• WHAT YOU WILL DO: Every entry below should be repeated exactly; the pictures should not.

• EXCERPTED DATA:
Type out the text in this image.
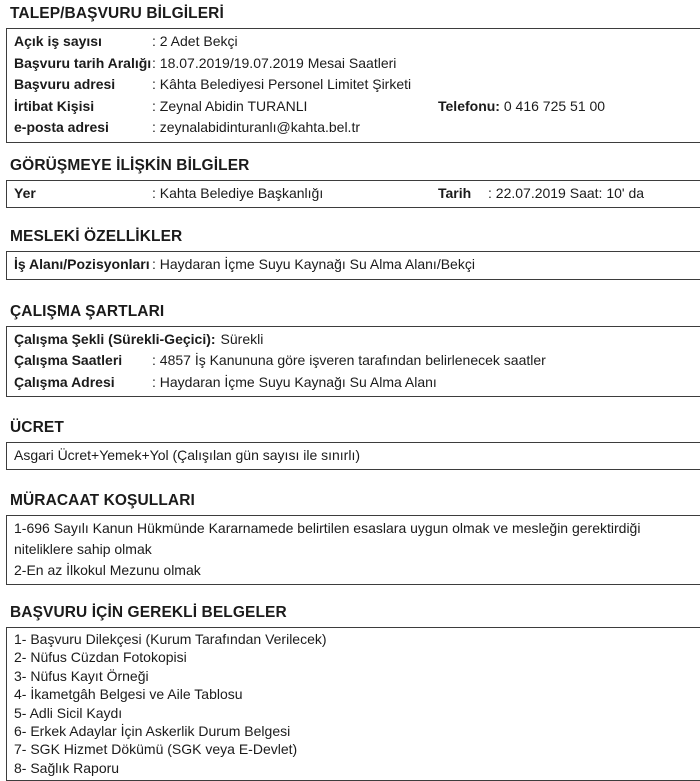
TALEP/BAŞVURU BİLGİLERİ
Açık iş sayısı	: 2 Adet Bekçi
Başvuru tarih Aralığı : 18.07.2019/19.07.2019 Mesai Saatleri
Başvuru adresi	: Kâhta Belediyesi Personel Limitet Şirketi
İrtibat Kişisi	: Zeynal Abidin TURANLI	Telefonu: 0 416 725 51 00
e-posta adresi	: zeynalabidinturanlı@kahta.bel.tr
GÖRÜŞMEYE İLİŞKİN BİLGİLER
Yer	: Kahta Belediye Başkanlığı	Tarih	: 22.07.2019 Saat: 10' da
MESLEKİ ÖZELLİKLER
İş Alanı/Pozisyonları : Haydaran İçme Suyu Kaynağı Su Alma Alanı/Bekçi
ÇALIŞMA ŞARTLARI
Çalışma Şekli (Sürekli-Geçici): Sürekli
Çalışma Saatleri	: 4857 İş Kanununa göre işveren tarafından belirlenecek saatler
Çalışma Adresi	: Haydaran İçme Suyu Kaynağı Su Alma Alanı
ÜCRET
Asgari Ücret+Yemek+Yol (Çalışılan gün sayısı ile sınırlı)
MÜRACAAT KOŞULLARI
1-696 Sayılı Kanun Hükmünde Kararnamede belirtilen esaslara uygun olmak ve mesleğin gerektirdiği niteliklere sahip olmak
2-En az İlkokul Mezunu olmak
BAŞVURU İÇİN GEREKLİ BELGELER
1- Başvuru Dilekçesi (Kurum Tarafından Verilecek)
2- Nüfus Cüzdan Fotokopisi
3- Nüfus Kayıt Örneği
4- İkametgâh Belgesi ve Aile Tablosu
5- Adli Sicil Kaydı
6- Erkek Adaylar İçin Askerlik Durum Belgesi
7- SGK Hizmet Dökümü (SGK veya E-Devlet)
8- Sağlık Raporu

• ANSWER TO THIS TASK:
Type out the text in this image.
TALEP/BAŞVURU BİLGİLERİ
Açık iş sayısı	: 2 Adet Bekçi
Başvuru tarih Aralığı : 18.07.2019/19.07.2019 Mesai Saatleri
Başvuru adresi	: Kâhta Belediyesi Personel Limitet Şirketi
İrtibat Kişisi	: Zeynal Abidin TURANLI	Telefonu: 0 416 725 51 00
e-posta adresi	: zeynalabidinturanlı@kahta.bel.tr
GÖRÜŞMEYE İLİŞKİN BİLGİLER
Yer	: Kahta Belediye Başkanlığı	Tarih	: 22.07.2019 Saat: 10' da
MESLEKİ ÖZELLİKLER
İş Alanı/Pozisyonları : Haydaran İçme Suyu Kaynağı Su Alma Alanı/Bekçi
ÇALIŞMA ŞARTLARI
Çalışma Şekli (Sürekli-Geçici): Sürekli
Çalışma Saatleri	: 4857 İş Kanununa göre işveren tarafından belirlenecek saatler
Çalışma Adresi	: Haydaran İçme Suyu Kaynağı Su Alma Alanı
ÜCRET
Asgari Ücret+Yemek+Yol (Çalışılan gün sayısı ile sınırlı)
MÜRACAAT KOŞULLARI
1-696 Sayılı Kanun Hükmünde Kararnamede belirtilen esaslara uygun olmak ve mesleğin gerektirdiği niteliklere sahip olmak
2-En az İlkokul Mezunu olmak
BAŞVURU İÇİN GEREKLİ BELGELER
1- Başvuru Dilekçesi (Kurum Tarafından Verilecek)
2- Nüfus Cüzdan Fotokopisi
3- Nüfus Kayıt Örneği
4- İkametgâh Belgesi ve Aile Tablosu
5- Adli Sicil Kaydı
6- Erkek Adaylar İçin Askerlik Durum Belgesi
7- SGK Hizmet Dökümü (SGK veya E-Devlet)
8- Sağlık Raporu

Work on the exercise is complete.